** Begin Supplied records **

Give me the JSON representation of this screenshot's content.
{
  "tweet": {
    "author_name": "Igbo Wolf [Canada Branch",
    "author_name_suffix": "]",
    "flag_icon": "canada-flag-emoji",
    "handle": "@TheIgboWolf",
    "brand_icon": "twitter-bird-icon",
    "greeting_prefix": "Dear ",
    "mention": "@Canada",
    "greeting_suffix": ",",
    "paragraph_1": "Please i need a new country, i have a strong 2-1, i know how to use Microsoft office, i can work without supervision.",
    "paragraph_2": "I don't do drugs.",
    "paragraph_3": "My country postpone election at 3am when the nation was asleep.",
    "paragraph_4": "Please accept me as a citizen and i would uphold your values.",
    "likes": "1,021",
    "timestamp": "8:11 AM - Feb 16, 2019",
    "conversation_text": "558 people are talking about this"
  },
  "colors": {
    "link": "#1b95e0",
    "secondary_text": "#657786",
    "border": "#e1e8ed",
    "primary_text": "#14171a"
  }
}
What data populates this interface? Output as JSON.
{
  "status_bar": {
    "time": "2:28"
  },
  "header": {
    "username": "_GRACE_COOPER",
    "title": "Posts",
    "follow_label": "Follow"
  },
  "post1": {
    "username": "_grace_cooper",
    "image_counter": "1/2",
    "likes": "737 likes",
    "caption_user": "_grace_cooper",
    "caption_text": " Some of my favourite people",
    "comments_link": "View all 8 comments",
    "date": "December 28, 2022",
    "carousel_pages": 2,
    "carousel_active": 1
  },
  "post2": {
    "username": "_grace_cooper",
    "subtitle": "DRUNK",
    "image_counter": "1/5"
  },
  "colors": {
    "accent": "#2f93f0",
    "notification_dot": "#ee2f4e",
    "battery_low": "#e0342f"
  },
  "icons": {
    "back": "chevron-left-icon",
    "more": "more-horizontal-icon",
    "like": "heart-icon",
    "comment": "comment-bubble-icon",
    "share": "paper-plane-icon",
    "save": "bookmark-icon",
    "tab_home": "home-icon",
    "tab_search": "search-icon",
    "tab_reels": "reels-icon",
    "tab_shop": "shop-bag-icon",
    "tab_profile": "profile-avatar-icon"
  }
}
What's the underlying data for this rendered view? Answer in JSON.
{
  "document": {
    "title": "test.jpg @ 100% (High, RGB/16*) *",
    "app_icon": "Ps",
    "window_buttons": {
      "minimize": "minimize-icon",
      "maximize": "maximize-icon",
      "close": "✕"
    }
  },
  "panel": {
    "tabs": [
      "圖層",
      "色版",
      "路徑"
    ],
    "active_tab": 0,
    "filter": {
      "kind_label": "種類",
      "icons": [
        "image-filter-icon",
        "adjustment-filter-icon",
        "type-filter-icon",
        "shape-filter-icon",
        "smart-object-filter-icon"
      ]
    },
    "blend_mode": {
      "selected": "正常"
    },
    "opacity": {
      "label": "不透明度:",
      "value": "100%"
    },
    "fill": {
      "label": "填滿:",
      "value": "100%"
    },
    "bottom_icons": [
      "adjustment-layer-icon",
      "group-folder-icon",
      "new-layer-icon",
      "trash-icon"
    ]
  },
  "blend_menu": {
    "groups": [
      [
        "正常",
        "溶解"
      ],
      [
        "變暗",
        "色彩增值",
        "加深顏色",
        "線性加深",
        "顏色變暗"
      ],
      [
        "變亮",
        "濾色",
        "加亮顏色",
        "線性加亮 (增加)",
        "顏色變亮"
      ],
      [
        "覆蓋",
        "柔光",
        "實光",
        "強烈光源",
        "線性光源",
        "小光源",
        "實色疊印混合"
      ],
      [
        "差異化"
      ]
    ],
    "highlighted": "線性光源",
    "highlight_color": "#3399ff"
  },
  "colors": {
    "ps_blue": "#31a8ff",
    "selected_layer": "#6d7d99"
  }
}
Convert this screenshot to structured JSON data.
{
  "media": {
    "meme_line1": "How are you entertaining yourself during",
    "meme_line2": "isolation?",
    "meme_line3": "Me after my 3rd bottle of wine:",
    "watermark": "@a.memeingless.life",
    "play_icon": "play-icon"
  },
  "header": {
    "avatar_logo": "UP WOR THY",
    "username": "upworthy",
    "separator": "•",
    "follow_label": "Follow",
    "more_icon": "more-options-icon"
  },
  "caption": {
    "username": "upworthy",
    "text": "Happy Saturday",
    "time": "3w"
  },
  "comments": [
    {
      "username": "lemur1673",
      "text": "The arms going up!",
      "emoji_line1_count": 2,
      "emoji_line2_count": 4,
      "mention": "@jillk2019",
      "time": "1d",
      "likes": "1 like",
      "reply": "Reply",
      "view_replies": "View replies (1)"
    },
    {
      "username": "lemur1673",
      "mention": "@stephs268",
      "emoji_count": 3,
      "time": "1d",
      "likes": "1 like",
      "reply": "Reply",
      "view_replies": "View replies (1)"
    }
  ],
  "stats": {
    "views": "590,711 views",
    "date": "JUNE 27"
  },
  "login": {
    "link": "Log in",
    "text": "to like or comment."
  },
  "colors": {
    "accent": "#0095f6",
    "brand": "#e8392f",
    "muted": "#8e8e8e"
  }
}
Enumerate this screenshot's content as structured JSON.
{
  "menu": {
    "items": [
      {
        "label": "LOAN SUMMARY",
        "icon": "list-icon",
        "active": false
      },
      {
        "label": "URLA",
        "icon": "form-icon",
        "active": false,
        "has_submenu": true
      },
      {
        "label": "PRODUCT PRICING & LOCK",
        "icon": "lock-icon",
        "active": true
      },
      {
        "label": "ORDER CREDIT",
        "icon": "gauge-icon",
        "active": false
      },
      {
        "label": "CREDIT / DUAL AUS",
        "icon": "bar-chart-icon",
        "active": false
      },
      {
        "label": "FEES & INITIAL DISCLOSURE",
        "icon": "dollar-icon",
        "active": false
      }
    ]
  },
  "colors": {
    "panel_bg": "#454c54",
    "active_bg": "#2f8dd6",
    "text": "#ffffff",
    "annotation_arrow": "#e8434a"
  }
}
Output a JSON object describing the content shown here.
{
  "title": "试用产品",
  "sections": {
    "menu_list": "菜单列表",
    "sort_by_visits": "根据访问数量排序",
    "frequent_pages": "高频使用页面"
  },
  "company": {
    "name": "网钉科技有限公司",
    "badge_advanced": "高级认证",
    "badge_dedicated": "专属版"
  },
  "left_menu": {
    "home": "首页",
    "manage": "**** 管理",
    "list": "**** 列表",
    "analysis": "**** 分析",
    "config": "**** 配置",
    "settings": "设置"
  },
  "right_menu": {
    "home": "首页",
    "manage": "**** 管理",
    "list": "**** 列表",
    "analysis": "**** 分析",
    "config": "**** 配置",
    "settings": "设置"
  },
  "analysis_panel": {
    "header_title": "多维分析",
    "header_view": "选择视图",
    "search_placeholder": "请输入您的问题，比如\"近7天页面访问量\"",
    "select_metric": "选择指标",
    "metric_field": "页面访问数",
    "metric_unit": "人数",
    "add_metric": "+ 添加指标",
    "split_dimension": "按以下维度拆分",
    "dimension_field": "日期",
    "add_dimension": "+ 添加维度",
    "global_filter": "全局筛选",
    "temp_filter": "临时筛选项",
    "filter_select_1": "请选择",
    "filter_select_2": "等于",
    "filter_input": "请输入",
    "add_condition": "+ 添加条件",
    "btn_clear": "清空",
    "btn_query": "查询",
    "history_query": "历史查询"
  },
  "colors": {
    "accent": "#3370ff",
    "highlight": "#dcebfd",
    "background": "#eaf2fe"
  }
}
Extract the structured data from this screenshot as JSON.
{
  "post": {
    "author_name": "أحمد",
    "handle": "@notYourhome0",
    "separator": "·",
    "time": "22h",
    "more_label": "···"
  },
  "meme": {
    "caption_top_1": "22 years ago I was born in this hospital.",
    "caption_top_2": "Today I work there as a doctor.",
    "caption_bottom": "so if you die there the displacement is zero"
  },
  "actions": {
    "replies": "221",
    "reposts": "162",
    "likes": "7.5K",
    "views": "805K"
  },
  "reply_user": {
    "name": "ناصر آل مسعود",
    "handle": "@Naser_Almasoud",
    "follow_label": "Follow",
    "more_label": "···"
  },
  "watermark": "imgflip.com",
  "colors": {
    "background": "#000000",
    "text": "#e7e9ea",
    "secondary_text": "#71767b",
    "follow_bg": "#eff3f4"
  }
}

** End Supplied records **

**Work to do**
Begin with the line that contains "Extract the structured" and set down each line exactly until the records above end, including the final line.

**Written answer**
Extract the structured data from this screenshot as JSON.
{
  "post": {
    "author_name": "أحمد",
    "handle": "@notYourhome0",
    "separator": "·",
    "time": "22h",
    "more_label": "···"
  },
  "meme": {
    "caption_top_1": "22 years ago I was born in this hospital.",
    "caption_top_2": "Today I work there as a doctor.",
    "caption_bottom": "so if you die there the displacement is zero"
  },
  "actions": {
    "replies": "221",
    "reposts": "162",
    "likes": "7.5K",
    "views": "805K"
  },
  "reply_user": {
    "name": "ناصر آل مسعود",
    "handle": "@Naser_Almasoud",
    "follow_label": "Follow",
    "more_label": "···"
  },
  "watermark": "imgflip.com",
  "colors": {
    "background": "#000000",
    "text": "#e7e9ea",
    "secondary_text": "#71767b",
    "follow_bg": "#eff3f4"
  }
}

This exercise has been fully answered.